### [INPUT]
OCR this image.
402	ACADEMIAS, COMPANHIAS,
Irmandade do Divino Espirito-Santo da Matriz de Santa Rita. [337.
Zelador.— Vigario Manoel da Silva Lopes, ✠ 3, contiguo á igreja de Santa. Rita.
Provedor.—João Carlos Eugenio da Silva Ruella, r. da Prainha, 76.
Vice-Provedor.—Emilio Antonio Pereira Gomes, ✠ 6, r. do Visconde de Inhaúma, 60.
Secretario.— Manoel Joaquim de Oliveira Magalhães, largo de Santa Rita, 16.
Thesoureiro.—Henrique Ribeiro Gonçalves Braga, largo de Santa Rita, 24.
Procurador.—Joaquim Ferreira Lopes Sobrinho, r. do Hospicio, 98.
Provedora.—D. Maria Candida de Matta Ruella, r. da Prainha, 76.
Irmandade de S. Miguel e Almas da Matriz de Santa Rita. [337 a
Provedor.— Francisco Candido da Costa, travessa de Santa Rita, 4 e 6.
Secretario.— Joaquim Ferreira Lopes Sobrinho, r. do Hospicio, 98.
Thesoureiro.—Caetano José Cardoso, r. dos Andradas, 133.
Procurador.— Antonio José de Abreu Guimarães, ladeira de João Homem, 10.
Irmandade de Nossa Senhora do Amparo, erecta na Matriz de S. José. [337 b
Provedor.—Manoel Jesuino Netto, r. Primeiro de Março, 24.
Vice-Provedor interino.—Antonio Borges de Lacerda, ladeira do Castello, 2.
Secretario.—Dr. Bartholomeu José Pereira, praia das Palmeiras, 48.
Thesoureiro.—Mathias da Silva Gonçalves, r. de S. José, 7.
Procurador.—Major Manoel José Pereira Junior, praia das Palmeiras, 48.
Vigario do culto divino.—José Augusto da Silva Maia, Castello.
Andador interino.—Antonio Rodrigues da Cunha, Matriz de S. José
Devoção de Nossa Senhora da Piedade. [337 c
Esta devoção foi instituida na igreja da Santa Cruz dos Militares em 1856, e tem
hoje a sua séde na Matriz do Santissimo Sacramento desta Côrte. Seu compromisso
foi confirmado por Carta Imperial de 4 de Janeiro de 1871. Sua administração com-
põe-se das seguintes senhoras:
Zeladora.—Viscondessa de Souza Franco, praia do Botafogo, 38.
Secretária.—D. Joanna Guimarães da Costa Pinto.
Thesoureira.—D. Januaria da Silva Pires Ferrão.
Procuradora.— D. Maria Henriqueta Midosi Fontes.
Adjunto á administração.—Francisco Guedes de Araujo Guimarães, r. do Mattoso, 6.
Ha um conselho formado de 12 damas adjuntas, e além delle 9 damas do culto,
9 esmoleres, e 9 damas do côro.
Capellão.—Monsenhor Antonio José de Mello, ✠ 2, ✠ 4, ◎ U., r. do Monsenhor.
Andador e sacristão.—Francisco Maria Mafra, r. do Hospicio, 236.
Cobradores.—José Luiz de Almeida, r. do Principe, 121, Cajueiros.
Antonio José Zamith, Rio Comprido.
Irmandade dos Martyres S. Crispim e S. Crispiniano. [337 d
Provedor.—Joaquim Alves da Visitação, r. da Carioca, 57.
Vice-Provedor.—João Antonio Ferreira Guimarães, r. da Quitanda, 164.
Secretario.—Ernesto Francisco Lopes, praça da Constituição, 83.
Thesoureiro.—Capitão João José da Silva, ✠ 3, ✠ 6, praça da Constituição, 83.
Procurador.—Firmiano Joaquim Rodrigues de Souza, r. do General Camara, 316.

### [TASK DIRECTIONS]
Where a line of the material above holds the string "Vice", copy that line.

### [OUTPUT OF THE EXERCISE]
Vice-Provedor.—Emilio Antonio Pereira Gomes, ✠ 6, r. do Visconde de Inhaúma, 60.
Vice-Provedor interino.—Antonio Borges de Lacerda, ladeira do Castello, 2.
Vice-Provedor.—João Antonio Ferreira Guimarães, r. da Quitanda, 164.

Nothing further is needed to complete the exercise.